● EXERCISE DETAILS: Leave out any picture and return the remaining listing below exactly as given.

● RECORDS SUPPLIED:
::::::::::

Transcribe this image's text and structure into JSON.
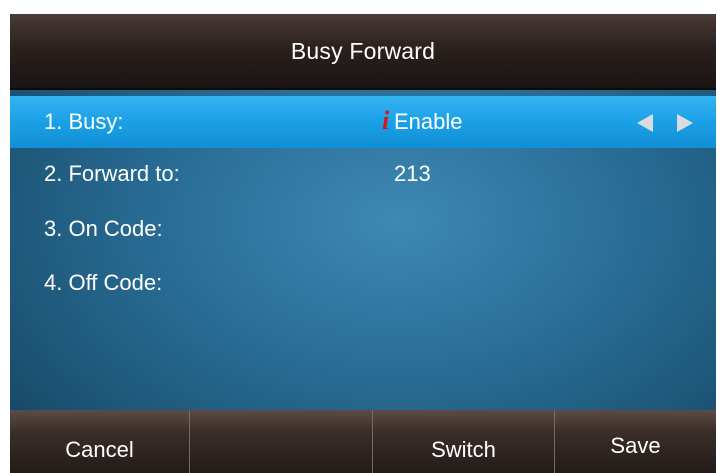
{
  "title": "Busy Forward",
  "rows": [
    {
      "label": "1. Busy:",
      "value": "Enable",
      "selected": true,
      "info_icon": "i",
      "arrows": "left-right-arrows-icon"
    },
    {
      "label": "2. Forward to:",
      "value": "213",
      "selected": false
    },
    {
      "label": "3. On Code:",
      "value": "",
      "selected": false
    },
    {
      "label": "4. Off Code:",
      "value": "",
      "selected": false
    }
  ],
  "softkeys": [
    {
      "label": "Cancel"
    },
    {
      "label": ""
    },
    {
      "label": "Switch"
    },
    {
      "label": "Save"
    }
  ],
  "colors": {
    "selected_row": "#1aa0e6",
    "info_icon": "#d8141b",
    "background": "#2a6f98"
  }
}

::::::::::

● SOLUTION TO THIS TASK:
Transcribe this image's text and structure into JSON.
{
  "title": "Busy Forward",
  "rows": [
    {
      "label": "1. Busy:",
      "value": "Enable",
      "selected": true,
      "info_icon": "i",
      "arrows": "left-right-arrows-icon"
    },
    {
      "label": "2. Forward to:",
      "value": "213",
      "selected": false
    },
    {
      "label": "3. On Code:",
      "value": "",
      "selected": false
    },
    {
      "label": "4. Off Code:",
      "value": "",
      "selected": false
    }
  ],
  "softkeys": [
    {
      "label": "Cancel"
    },
    {
      "label": ""
    },
    {
      "label": "Switch"
    },
    {
      "label": "Save"
    }
  ],
  "colors": {
    "selected_row": "#1aa0e6",
    "info_icon": "#d8141b",
    "background": "#2a6f98"
  }
}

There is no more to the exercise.